=== Data tied to figure images ===
╔══
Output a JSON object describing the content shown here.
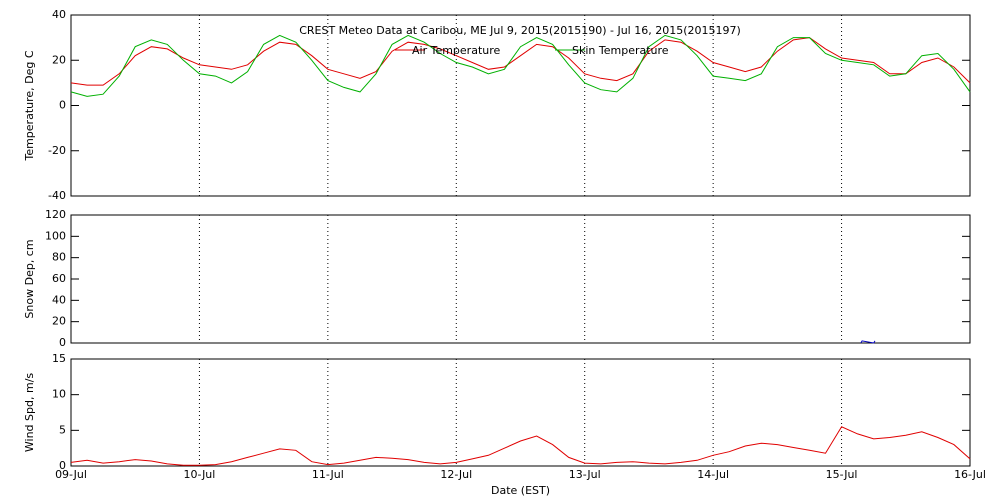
{
  "chart_data": [
    {
      "type": "line",
      "title": "CREST Meteo Data at Caribou, ME   Jul  9, 2015(2015190) - Jul 16, 2015(2015197)",
      "ylabel": "Temperature, Deg C",
      "xlim": [
        0,
        7
      ],
      "ylim": [
        -40,
        40
      ],
      "yticks": [
        -40,
        -20,
        0,
        20,
        40
      ],
      "grid": "x",
      "legend": "top",
      "x": [
        0,
        0.125,
        0.25,
        0.375,
        0.5,
        0.625,
        0.75,
        0.875,
        1,
        1.125,
        1.25,
        1.375,
        1.5,
        1.625,
        1.75,
        1.875,
        2,
        2.125,
        2.25,
        2.375,
        2.5,
        2.625,
        2.75,
        2.875,
        3,
        3.125,
        3.25,
        3.375,
        3.5,
        3.625,
        3.75,
        3.875,
        4,
        4.125,
        4.25,
        4.375,
        4.5,
        4.625,
        4.75,
        4.875,
        5,
        5.125,
        5.25,
        5.375,
        5.5,
        5.625,
        5.75,
        5.875,
        6,
        6.125,
        6.25,
        6.375,
        6.5,
        6.625,
        6.75,
        6.875,
        7
      ],
      "series": [
        {
          "name": "Air Temperature",
          "color": "#e00000",
          "values": [
            10,
            9,
            9,
            14,
            22,
            26,
            25,
            21,
            18,
            17,
            16,
            18,
            24,
            28,
            27,
            22,
            16,
            14,
            12,
            15,
            24,
            28,
            27,
            25,
            22,
            19,
            16,
            17,
            22,
            27,
            26,
            21,
            14,
            12,
            11,
            14,
            24,
            29,
            28,
            24,
            19,
            17,
            15,
            17,
            24,
            29,
            30,
            25,
            21,
            20,
            19,
            14,
            14,
            19,
            21,
            17,
            10
          ]
        },
        {
          "name": "Skin Temperature",
          "color": "#00b000",
          "values": [
            6,
            4,
            5,
            13,
            26,
            29,
            27,
            20,
            14,
            13,
            10,
            15,
            27,
            31,
            28,
            20,
            11,
            8,
            6,
            14,
            27,
            31,
            28,
            23,
            19,
            17,
            14,
            16,
            26,
            30,
            27,
            18,
            10,
            7,
            6,
            12,
            26,
            31,
            29,
            22,
            13,
            12,
            11,
            14,
            26,
            30,
            30,
            23,
            20,
            19,
            18,
            13,
            14,
            22,
            23,
            16,
            6
          ]
        }
      ]
    },
    {
      "type": "line",
      "ylabel": "Snow Dep, cm",
      "xlim": [
        0,
        7
      ],
      "ylim": [
        0,
        120
      ],
      "yticks": [
        0,
        20,
        40,
        60,
        80,
        100,
        120
      ],
      "grid": "x",
      "x": [
        6.15,
        6.16,
        6.25,
        6.26
      ],
      "series": [
        {
          "color": "#0000c0",
          "values": [
            0,
            2,
            0,
            2
          ]
        }
      ]
    },
    {
      "type": "line",
      "ylabel": "Wind Spd, m/s",
      "xlabel": "Date (EST)",
      "xlim": [
        0,
        7
      ],
      "ylim": [
        0,
        15
      ],
      "yticks": [
        0,
        5,
        10,
        15
      ],
      "grid": "x",
      "xticks": [
        {
          "value": 0,
          "label": "09-Jul"
        },
        {
          "value": 1,
          "label": "10-Jul"
        },
        {
          "value": 2,
          "label": "11-Jul"
        },
        {
          "value": 3,
          "label": "12-Jul"
        },
        {
          "value": 4,
          "label": "13-Jul"
        },
        {
          "value": 5,
          "label": "14-Jul"
        },
        {
          "value": 6,
          "label": "15-Jul"
        },
        {
          "value": 7,
          "label": "16-Jul"
        }
      ],
      "x": [
        0,
        0.125,
        0.25,
        0.375,
        0.5,
        0.625,
        0.75,
        0.875,
        1,
        1.125,
        1.25,
        1.375,
        1.5,
        1.625,
        1.75,
        1.875,
        2,
        2.125,
        2.25,
        2.375,
        2.5,
        2.625,
        2.75,
        2.875,
        3,
        3.125,
        3.25,
        3.375,
        3.5,
        3.625,
        3.75,
        3.875,
        4,
        4.125,
        4.25,
        4.375,
        4.5,
        4.625,
        4.75,
        4.875,
        5,
        5.125,
        5.25,
        5.375,
        5.5,
        5.625,
        5.75,
        5.875,
        6,
        6.125,
        6.25,
        6.375,
        6.5,
        6.625,
        6.75,
        6.875,
        7
      ],
      "series": [
        {
          "color": "#e00000",
          "values": [
            0.5,
            0.8,
            0.4,
            0.6,
            0.9,
            0.7,
            0.3,
            0.1,
            0.1,
            0.2,
            0.6,
            1.2,
            1.8,
            2.4,
            2.2,
            0.6,
            0.2,
            0.4,
            0.8,
            1.2,
            1.1,
            0.9,
            0.5,
            0.3,
            0.5,
            1.0,
            1.5,
            2.5,
            3.5,
            4.2,
            3.0,
            1.2,
            0.4,
            0.3,
            0.5,
            0.6,
            0.4,
            0.3,
            0.5,
            0.8,
            1.5,
            2.0,
            2.8,
            3.2,
            3.0,
            2.6,
            2.2,
            1.8,
            5.5,
            4.5,
            3.8,
            4.0,
            4.3,
            4.8,
            4.0,
            3.0,
            1.0
          ]
        }
      ]
    }
  ]
}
╚══
=== Your goal ===
Pull every line holding "Temperature" out of the records.

=== Output for this task ===
      "ylabel": "Temperature, Deg C",
          "name": "Air Temperature",
          "name": "Skin Temperature",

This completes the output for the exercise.